→ **Task requirements**:
Your copy should match the records below exactly, except for the pictures.

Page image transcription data
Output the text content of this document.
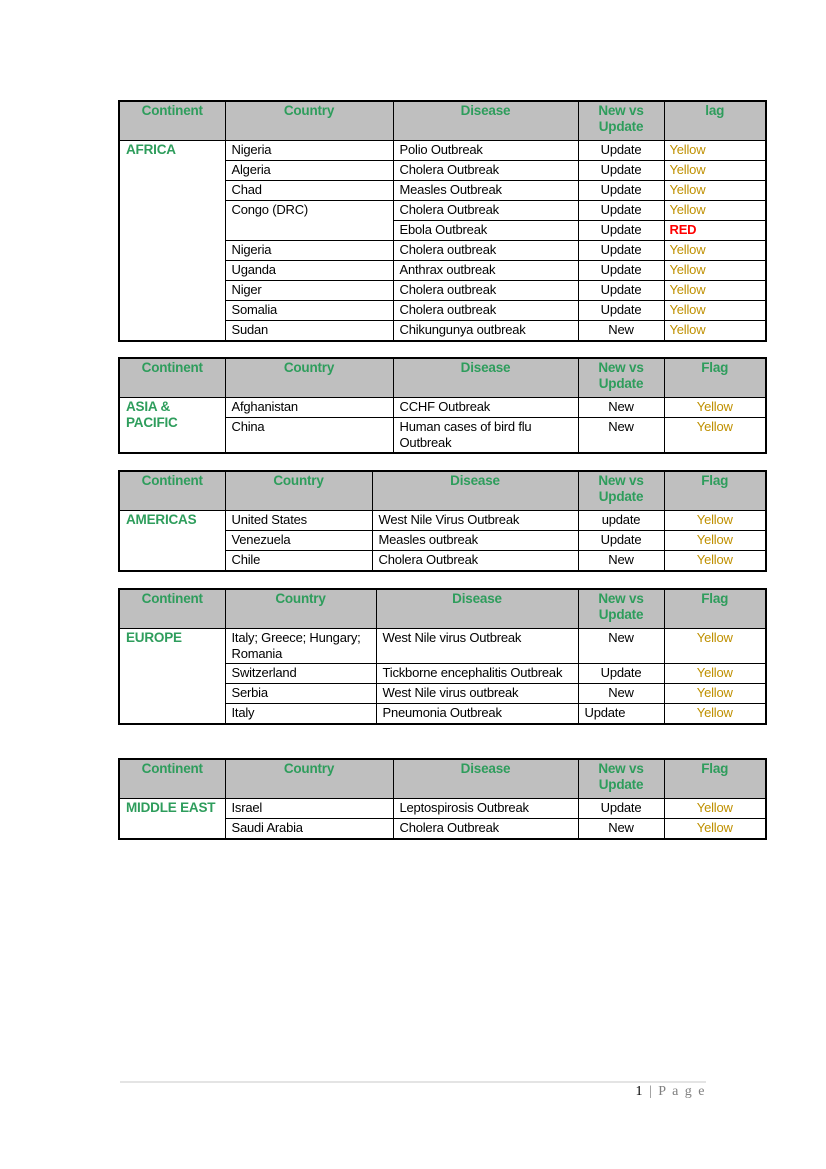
Continent	Country	Disease	New vs Update	lag
AFRICA	Nigeria	Polio Outbreak	Update	Yellow
	Algeria	Cholera Outbreak	Update	Yellow
	Chad	Measles Outbreak	Update	Yellow
	Congo (DRC)	Cholera Outbreak	Update	Yellow
		Ebola Outbreak	Update	RED
	Nigeria	Cholera outbreak	Update	Yellow
	Uganda	Anthrax outbreak	Update	Yellow
	Niger	Cholera outbreak	Update	Yellow
	Somalia	Cholera outbreak	Update	Yellow
	Sudan	Chikungunya outbreak	New	Yellow
Continent	Country	Disease	New vs Update	Flag
ASIA & PACIFIC	Afghanistan	CCHF Outbreak	New	Yellow
	China	Human cases of bird flu Outbreak	New	Yellow
Continent	Country	Disease	New vs Update	Flag
AMERICAS	United States	West Nile Virus Outbreak	update	Yellow
	Venezuela	Measles outbreak	Update	Yellow
	Chile	Cholera Outbreak	New	Yellow
Continent	Country	Disease	New vs Update	Flag
EUROPE	Italy; Greece; Hungary; Romania	West Nile virus Outbreak	New	Yellow
	Switzerland	Tickborne encephalitis Outbreak	Update	Yellow
	Serbia	West Nile virus outbreak	New	Yellow
	Italy	Pneumonia Outbreak	Update	Yellow
Continent	Country	Disease	New vs Update	Flag
MIDDLE EAST	Israel	Leptospirosis Outbreak	Update	Yellow
	Saudi Arabia	Cholera Outbreak	New	Yellow
1 | P a g e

→ **Solution to this exercise**:
Output the text content of this document.
Continent	Country	Disease	New vs Update	lag
AFRICA	Nigeria	Polio Outbreak	Update	Yellow
	Algeria	Cholera Outbreak	Update	Yellow
	Chad	Measles Outbreak	Update	Yellow
	Congo (DRC)	Cholera Outbreak	Update	Yellow
		Ebola Outbreak	Update	RED
	Nigeria	Cholera outbreak	Update	Yellow
	Uganda	Anthrax outbreak	Update	Yellow
	Niger	Cholera outbreak	Update	Yellow
	Somalia	Cholera outbreak	Update	Yellow
	Sudan	Chikungunya outbreak	New	Yellow
Continent	Country	Disease	New vs Update	Flag
ASIA & PACIFIC	Afghanistan	CCHF Outbreak	New	Yellow
	China	Human cases of bird flu Outbreak	New	Yellow
Continent	Country	Disease	New vs Update	Flag
AMERICAS	United States	West Nile Virus Outbreak	update	Yellow
	Venezuela	Measles outbreak	Update	Yellow
	Chile	Cholera Outbreak	New	Yellow
Continent	Country	Disease	New vs Update	Flag
EUROPE	Italy; Greece; Hungary; Romania	West Nile virus Outbreak	New	Yellow
	Switzerland	Tickborne encephalitis Outbreak	Update	Yellow
	Serbia	West Nile virus outbreak	New	Yellow
	Italy	Pneumonia Outbreak	Update	Yellow
Continent	Country	Disease	New vs Update	Flag
MIDDLE EAST	Israel	Leptospirosis Outbreak	Update	Yellow
	Saudi Arabia	Cholera Outbreak	New	Yellow
1 | P a g e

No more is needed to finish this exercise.